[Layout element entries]
:::

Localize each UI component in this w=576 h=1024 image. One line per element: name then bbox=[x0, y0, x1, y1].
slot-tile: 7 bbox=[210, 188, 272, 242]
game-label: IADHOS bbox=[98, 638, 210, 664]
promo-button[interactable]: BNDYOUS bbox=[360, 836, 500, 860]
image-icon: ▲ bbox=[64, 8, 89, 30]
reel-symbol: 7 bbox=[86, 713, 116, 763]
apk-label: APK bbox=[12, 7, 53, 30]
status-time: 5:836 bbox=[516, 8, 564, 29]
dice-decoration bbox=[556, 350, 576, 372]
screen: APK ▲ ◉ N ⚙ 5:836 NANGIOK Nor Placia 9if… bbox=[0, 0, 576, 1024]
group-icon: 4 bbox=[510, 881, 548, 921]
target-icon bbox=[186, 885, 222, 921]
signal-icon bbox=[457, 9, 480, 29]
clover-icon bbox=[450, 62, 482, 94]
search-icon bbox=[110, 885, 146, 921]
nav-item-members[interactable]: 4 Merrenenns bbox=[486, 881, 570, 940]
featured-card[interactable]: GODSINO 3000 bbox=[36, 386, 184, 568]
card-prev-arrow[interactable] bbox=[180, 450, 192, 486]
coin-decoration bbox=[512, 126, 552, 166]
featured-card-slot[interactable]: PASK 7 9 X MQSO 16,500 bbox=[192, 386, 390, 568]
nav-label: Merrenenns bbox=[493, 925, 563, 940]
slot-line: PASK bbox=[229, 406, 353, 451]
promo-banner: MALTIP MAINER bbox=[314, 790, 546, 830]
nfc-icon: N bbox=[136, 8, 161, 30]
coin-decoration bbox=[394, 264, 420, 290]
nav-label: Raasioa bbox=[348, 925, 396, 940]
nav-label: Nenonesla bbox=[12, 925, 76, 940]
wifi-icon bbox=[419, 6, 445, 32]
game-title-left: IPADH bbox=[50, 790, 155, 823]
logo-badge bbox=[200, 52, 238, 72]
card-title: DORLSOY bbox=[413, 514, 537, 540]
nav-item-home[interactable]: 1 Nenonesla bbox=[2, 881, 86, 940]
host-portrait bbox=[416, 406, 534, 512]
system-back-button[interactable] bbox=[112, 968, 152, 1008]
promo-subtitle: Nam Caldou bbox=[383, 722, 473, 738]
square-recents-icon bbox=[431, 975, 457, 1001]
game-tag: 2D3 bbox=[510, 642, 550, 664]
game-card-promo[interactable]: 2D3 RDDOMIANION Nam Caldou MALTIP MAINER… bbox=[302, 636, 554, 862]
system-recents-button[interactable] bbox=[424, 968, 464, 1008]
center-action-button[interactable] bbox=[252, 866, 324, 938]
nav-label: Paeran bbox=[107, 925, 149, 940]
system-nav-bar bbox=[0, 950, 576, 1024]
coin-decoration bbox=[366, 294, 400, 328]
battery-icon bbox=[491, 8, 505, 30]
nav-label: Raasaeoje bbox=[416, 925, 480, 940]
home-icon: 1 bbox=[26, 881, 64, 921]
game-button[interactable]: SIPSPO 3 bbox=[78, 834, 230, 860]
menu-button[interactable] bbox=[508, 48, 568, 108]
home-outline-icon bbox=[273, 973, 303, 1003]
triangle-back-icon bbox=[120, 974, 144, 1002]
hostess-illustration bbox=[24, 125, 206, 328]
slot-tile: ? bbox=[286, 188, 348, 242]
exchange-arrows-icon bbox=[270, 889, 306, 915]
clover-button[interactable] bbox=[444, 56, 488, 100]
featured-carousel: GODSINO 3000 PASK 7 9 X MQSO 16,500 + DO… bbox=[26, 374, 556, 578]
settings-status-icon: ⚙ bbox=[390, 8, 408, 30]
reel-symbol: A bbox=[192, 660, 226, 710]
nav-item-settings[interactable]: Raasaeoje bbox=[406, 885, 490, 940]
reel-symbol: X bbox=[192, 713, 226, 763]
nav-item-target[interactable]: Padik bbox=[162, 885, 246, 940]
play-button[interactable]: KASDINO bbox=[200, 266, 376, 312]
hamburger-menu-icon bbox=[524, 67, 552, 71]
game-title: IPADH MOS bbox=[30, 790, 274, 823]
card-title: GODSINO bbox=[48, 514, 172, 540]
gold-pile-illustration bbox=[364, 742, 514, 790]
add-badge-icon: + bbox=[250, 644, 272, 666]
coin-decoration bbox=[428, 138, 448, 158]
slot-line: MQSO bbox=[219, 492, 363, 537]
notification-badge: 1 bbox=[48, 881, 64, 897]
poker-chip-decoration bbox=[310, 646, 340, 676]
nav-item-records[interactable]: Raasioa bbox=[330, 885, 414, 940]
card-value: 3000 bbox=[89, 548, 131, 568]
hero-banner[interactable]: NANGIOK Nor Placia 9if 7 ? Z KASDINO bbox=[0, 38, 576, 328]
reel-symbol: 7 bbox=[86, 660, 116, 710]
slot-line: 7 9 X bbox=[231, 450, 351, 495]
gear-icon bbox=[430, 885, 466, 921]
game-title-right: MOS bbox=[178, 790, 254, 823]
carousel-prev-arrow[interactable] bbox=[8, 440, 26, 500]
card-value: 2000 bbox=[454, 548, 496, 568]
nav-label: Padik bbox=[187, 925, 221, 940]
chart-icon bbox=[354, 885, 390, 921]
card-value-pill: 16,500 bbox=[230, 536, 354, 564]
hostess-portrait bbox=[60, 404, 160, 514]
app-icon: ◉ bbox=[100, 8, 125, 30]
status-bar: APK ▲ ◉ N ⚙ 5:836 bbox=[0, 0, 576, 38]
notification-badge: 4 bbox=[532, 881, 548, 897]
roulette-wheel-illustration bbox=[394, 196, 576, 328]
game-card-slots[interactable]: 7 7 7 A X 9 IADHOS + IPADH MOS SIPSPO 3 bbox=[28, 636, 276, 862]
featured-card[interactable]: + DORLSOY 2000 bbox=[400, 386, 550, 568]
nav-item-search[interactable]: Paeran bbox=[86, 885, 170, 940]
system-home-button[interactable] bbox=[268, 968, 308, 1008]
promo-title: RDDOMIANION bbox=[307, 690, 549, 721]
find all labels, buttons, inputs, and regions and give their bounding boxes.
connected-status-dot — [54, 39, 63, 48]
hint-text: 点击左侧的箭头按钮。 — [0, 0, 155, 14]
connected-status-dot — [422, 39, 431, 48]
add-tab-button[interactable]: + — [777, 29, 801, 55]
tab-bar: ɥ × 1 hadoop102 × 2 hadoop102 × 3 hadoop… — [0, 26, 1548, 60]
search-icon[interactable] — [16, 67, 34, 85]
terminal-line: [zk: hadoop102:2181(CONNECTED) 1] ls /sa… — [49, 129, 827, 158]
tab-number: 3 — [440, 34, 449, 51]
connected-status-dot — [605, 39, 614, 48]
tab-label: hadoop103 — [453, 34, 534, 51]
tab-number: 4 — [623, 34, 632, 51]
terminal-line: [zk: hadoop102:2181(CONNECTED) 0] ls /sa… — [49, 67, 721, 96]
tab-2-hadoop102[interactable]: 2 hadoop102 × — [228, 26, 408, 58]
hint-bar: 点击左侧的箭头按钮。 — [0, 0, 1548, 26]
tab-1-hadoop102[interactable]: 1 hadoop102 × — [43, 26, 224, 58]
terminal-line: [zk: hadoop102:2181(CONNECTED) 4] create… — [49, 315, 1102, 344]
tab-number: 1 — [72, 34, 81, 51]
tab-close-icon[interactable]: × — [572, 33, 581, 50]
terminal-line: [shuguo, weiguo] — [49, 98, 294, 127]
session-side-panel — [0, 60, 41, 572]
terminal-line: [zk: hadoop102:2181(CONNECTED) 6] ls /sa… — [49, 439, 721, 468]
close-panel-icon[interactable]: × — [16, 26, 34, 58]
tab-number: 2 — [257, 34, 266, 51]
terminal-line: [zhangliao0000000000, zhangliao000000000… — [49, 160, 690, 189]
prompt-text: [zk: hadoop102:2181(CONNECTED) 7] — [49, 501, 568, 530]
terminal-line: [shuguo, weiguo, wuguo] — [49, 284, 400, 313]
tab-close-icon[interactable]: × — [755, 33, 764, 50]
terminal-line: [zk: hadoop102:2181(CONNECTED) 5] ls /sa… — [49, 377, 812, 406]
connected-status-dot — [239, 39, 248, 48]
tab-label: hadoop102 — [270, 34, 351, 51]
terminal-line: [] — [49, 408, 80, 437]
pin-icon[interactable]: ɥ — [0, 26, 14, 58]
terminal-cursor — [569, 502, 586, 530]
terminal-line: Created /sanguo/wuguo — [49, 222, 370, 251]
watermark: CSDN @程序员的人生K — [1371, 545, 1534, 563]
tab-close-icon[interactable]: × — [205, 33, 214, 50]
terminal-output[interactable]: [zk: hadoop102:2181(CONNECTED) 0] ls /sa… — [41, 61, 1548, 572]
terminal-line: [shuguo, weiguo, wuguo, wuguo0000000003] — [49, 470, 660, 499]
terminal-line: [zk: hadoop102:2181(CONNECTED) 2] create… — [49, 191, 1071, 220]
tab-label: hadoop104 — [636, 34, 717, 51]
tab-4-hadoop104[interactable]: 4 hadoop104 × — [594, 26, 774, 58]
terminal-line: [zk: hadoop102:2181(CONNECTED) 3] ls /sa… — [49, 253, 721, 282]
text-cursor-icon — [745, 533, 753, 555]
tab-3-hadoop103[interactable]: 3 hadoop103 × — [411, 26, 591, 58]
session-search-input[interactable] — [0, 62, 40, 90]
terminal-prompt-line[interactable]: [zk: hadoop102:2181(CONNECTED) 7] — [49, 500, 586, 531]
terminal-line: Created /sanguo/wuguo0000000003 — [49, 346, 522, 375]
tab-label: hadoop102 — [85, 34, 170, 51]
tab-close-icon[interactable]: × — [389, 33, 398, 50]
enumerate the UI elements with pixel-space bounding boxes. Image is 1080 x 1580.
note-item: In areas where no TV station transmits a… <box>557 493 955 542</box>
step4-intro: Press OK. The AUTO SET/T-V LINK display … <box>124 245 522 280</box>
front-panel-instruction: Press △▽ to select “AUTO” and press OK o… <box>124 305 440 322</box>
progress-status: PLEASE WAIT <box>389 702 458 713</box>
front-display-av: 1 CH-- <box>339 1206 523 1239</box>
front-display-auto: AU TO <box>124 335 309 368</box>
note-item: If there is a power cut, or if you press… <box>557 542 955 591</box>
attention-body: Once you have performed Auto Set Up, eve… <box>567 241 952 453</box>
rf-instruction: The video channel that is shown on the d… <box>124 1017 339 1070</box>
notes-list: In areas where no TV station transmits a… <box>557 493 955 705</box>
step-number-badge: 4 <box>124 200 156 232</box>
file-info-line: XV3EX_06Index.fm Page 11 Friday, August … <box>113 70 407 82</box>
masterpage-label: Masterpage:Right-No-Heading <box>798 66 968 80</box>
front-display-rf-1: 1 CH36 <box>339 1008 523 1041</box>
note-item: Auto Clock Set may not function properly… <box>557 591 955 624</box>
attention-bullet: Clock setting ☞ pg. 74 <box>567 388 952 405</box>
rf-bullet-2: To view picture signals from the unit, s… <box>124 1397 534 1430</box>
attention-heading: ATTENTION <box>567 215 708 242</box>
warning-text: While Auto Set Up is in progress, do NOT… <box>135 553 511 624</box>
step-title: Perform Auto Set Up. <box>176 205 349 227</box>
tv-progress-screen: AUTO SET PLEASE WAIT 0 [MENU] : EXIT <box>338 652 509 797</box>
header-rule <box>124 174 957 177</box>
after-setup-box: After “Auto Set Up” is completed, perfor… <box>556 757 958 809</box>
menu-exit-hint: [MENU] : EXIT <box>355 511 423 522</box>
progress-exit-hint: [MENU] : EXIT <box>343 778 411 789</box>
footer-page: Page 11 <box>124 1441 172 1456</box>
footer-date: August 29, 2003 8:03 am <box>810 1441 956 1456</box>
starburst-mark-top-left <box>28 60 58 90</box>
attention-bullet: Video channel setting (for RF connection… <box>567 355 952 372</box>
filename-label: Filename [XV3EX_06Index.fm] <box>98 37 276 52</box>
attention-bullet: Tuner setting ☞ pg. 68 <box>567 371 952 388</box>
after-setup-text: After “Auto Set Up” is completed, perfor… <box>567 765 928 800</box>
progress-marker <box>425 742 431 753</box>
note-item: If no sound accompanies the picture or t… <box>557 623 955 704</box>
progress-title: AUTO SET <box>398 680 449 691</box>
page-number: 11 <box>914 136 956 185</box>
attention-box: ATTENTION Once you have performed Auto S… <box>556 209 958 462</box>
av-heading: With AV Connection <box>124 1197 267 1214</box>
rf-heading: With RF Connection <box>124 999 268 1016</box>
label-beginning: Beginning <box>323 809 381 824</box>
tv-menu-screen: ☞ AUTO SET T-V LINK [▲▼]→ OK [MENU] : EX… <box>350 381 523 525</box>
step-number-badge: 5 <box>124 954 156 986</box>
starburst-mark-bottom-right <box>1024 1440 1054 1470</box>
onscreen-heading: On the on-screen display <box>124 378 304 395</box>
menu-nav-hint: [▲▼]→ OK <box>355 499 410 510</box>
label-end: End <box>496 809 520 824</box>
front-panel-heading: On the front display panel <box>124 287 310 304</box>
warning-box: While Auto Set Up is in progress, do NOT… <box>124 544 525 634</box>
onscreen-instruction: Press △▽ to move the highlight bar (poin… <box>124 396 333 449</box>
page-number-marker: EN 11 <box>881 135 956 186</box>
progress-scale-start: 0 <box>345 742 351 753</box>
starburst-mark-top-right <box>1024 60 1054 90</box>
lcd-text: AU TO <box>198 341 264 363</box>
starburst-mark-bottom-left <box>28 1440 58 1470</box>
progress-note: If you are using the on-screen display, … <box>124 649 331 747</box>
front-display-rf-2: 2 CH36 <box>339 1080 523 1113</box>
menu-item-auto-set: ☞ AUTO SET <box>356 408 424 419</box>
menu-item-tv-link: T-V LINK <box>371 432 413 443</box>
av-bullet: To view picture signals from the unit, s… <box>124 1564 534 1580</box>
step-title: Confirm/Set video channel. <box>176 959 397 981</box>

:::

- PROBLEM: Reproduce the part of the listing above that begins with its first line and ends with the line containing "promo-button[interactable]: BNDYOUS bbox=[360, 836, 500, 860]", including both of those lines, with every character unchanged.

- RESULT:
Localize each UI component in this w=576 h=1024 image. One line per element: name then bbox=[x0, y0, x1, y1].
slot-tile: 7 bbox=[210, 188, 272, 242]
game-label: IADHOS bbox=[98, 638, 210, 664]
promo-button[interactable]: BNDYOUS bbox=[360, 836, 500, 860]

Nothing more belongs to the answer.